§ Given task:
Isolate every line in the records below with "มหาว" in it.

§ Exercise data:

"""

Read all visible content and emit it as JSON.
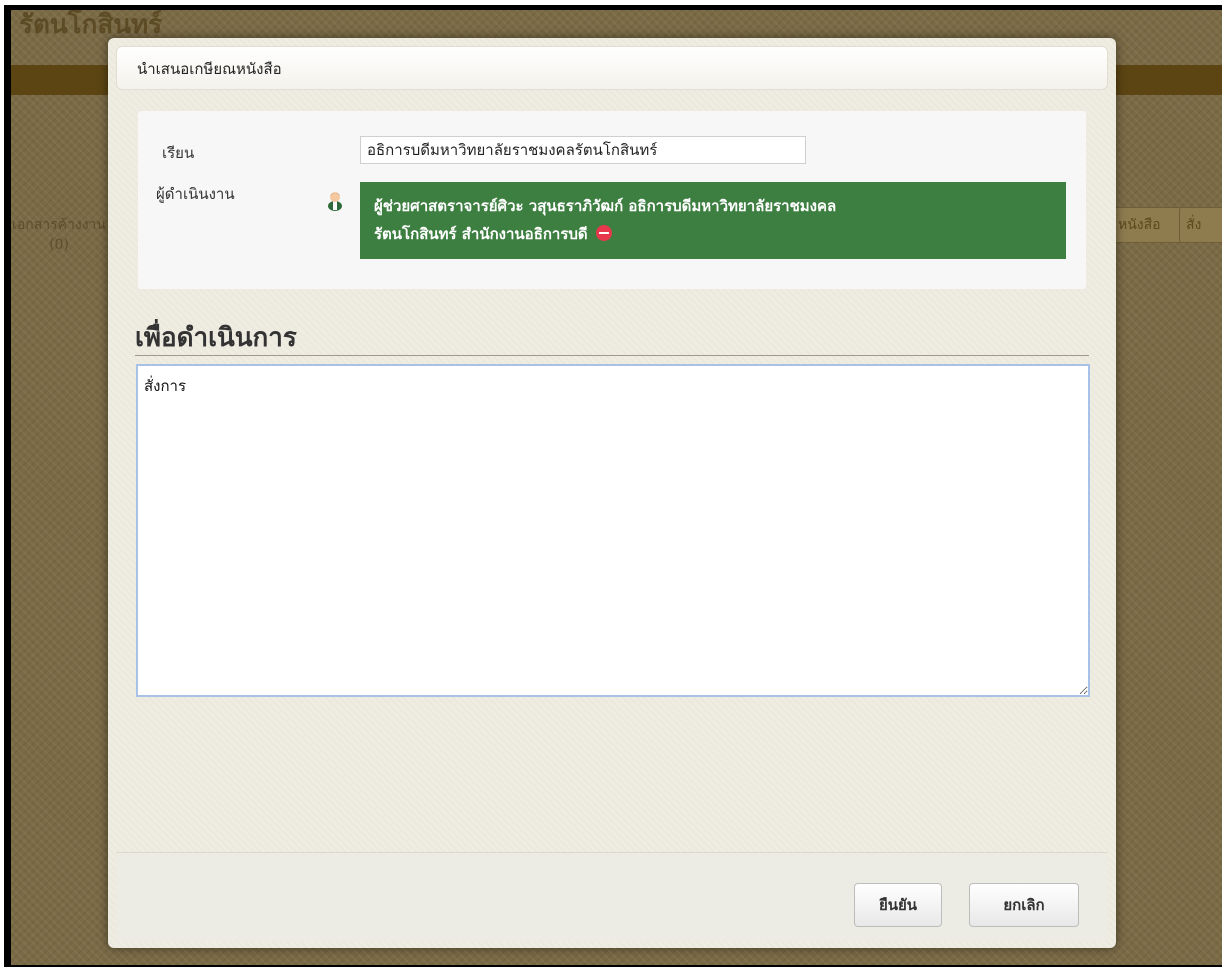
{
  "background": {
    "title": "รัตนโกสินทร์",
    "stat": {
      "label": "เอกสารค้างงาน",
      "count": "(0)"
    },
    "buttons": [
      "หนังสือ",
      "สั่ง"
    ]
  },
  "dialog": {
    "title": "นำเสนอเกษียณหนังสือ",
    "to_label": "เรียน",
    "to_value": "อธิการบดีมหาวิทยาลัยราชมงคลรัตนโกสินทร์",
    "operator_label": "ผู้ดำเนินงาน",
    "operator": {
      "line1": "ผู้ช่วยศาสตราจารย์ศิวะ วสุนธราภิวัฒก์ อธิการบดีมหาวิทยาลัยราชมงคล",
      "line2": "รัตนโกสินทร์ สำนักงานอธิการบดี"
    },
    "section_heading": "เพื่อดำเนินการ",
    "note_value": "สั่งการ",
    "confirm_label": "ยืนยัน",
    "cancel_label": "ยกเลิก"
  },
  "colors": {
    "operator_bg": "#3d7f41",
    "remove_icon": "#e6374c",
    "focus_border": "#a7c1e8"
  },
  "icons": {
    "operator": "person-icon",
    "remove": "remove-icon",
    "resize": "resize-grip-icon"
  }
}
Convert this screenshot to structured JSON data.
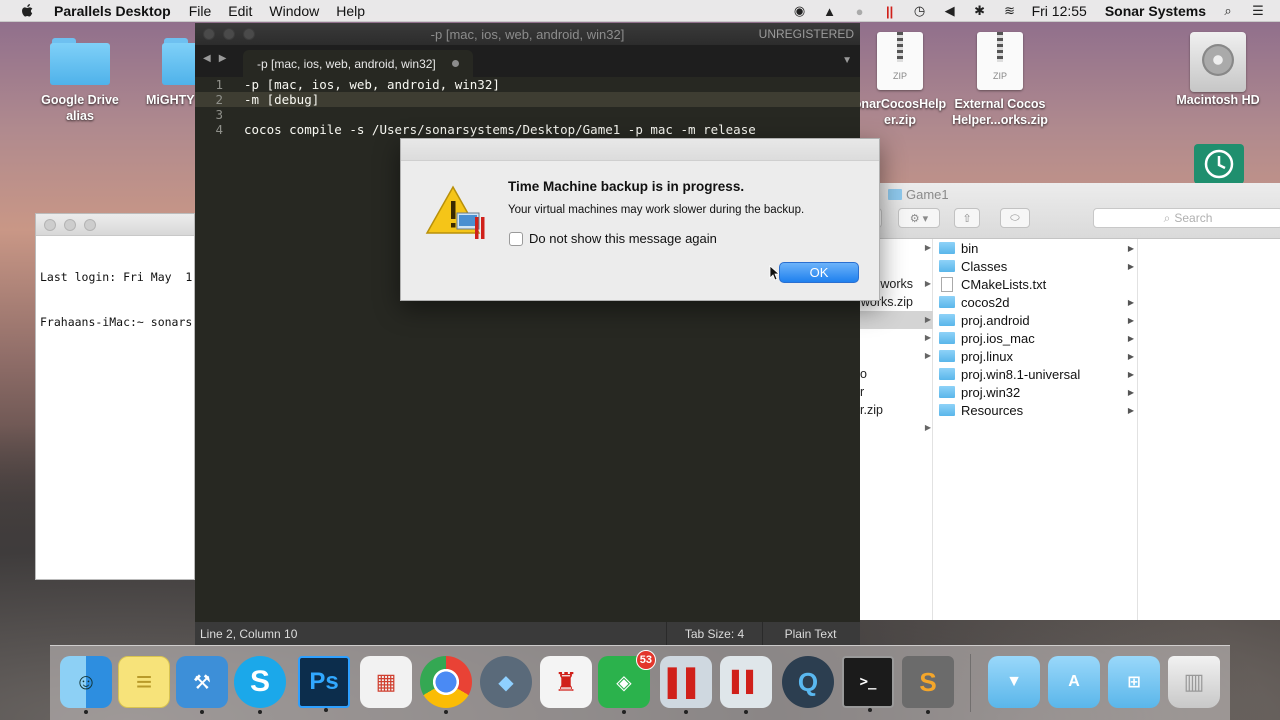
{
  "menubar": {
    "app_name": "Parallels Desktop",
    "items": [
      "File",
      "Edit",
      "Window",
      "Help"
    ],
    "clock": "Fri 12:55",
    "user": "Sonar Systems"
  },
  "desktop": {
    "icons": [
      {
        "label": "Google Drive alias",
        "icon": "folder-icon"
      },
      {
        "label": "MiGHTY",
        "icon": "folder-icon"
      },
      {
        "label": "onarCocosHelp er.zip",
        "icon": "zip-icon"
      },
      {
        "label": "External Cocos Helper...orks.zip",
        "icon": "zip-icon"
      },
      {
        "label": "Macintosh HD",
        "icon": "hard-drive-icon"
      }
    ],
    "zip_label": "ZIP"
  },
  "terminal": {
    "lines": [
      "Last login: Fri May  1",
      "Frahaans-iMac:~ sonars"
    ]
  },
  "editor": {
    "window_title": "-p [mac, ios, web, android, win32]",
    "registration": "UNREGISTERED",
    "tab_label": "-p [mac, ios, web, android, win32]",
    "lines": [
      {
        "number": "1",
        "text": "-p [mac, ios, web, android, win32]"
      },
      {
        "number": "2",
        "text": "-m [debug]"
      },
      {
        "number": "3",
        "text": ""
      },
      {
        "number": "4",
        "text": "cocos compile -s /Users/sonarsystems/Desktop/Game1 -p mac -m release"
      }
    ],
    "status": {
      "position": "Line 2, Column 10",
      "tab_size": "Tab Size: 4",
      "syntax": "Plain Text"
    }
  },
  "finder": {
    "title": "Game1",
    "search_placeholder": "Search",
    "left_column": [
      "works",
      "works.zip",
      "",
      "",
      "",
      "o",
      "r",
      "r.zip",
      ""
    ],
    "items": [
      {
        "name": "bin",
        "type": "folder"
      },
      {
        "name": "Classes",
        "type": "folder"
      },
      {
        "name": "CMakeLists.txt",
        "type": "file"
      },
      {
        "name": "cocos2d",
        "type": "folder"
      },
      {
        "name": "proj.android",
        "type": "folder"
      },
      {
        "name": "proj.ios_mac",
        "type": "folder"
      },
      {
        "name": "proj.linux",
        "type": "folder"
      },
      {
        "name": "proj.win8.1-universal",
        "type": "folder"
      },
      {
        "name": "proj.win32",
        "type": "folder"
      },
      {
        "name": "Resources",
        "type": "folder"
      }
    ]
  },
  "dialog": {
    "heading": "Time Machine backup is in progress.",
    "message": "Your virtual machines may work slower during the backup.",
    "checkbox_label": "Do not show this message again",
    "ok_label": "OK"
  },
  "dock": {
    "items": [
      {
        "name": "finder",
        "color": "#4ea3e8"
      },
      {
        "name": "notes",
        "color": "#f7e37a"
      },
      {
        "name": "xcode",
        "color": "#3d8fd8"
      },
      {
        "name": "skype",
        "color": "#1ba8ea",
        "glyph": "S"
      },
      {
        "name": "photoshop",
        "color": "#0c2d4c",
        "glyph": "Ps"
      },
      {
        "name": "launchpad-grid",
        "color": "#f2f2f2"
      },
      {
        "name": "chrome",
        "color": "#e8e8e8"
      },
      {
        "name": "crystal-app",
        "color": "#5a6a7a"
      },
      {
        "name": "popcorn",
        "color": "#f4f4f4"
      },
      {
        "name": "feedly",
        "color": "#2bb24c",
        "badge": "53"
      },
      {
        "name": "parallels-vm",
        "color": "#cfd8e0"
      },
      {
        "name": "parallels-vm2",
        "color": "#dfe6ea"
      },
      {
        "name": "quicktime",
        "color": "#2c3e50"
      },
      {
        "name": "terminal",
        "color": "#1b1b1b",
        "glyph": ">_"
      },
      {
        "name": "sublime-text",
        "color": "#6b6b6b",
        "glyph": "S"
      },
      {
        "name": "downloads-folder",
        "color": "#7fd0f8"
      },
      {
        "name": "applications-folder",
        "color": "#7fd0f8"
      },
      {
        "name": "windows-folder",
        "color": "#7fd0f8"
      },
      {
        "name": "trash",
        "color": "#e2e2e2"
      }
    ]
  }
}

"""

§ Full response:
    "to_value": "อธิการบดีมหาวิทยาลัยราชมงคลรัตนโกสินทร์",
      "line1": "ผู้ช่วยศาสตราจารย์ศิวะ วสุนธราภิวัฒก์ อธิการบดีมหาวิทยาลัยราชมงคล",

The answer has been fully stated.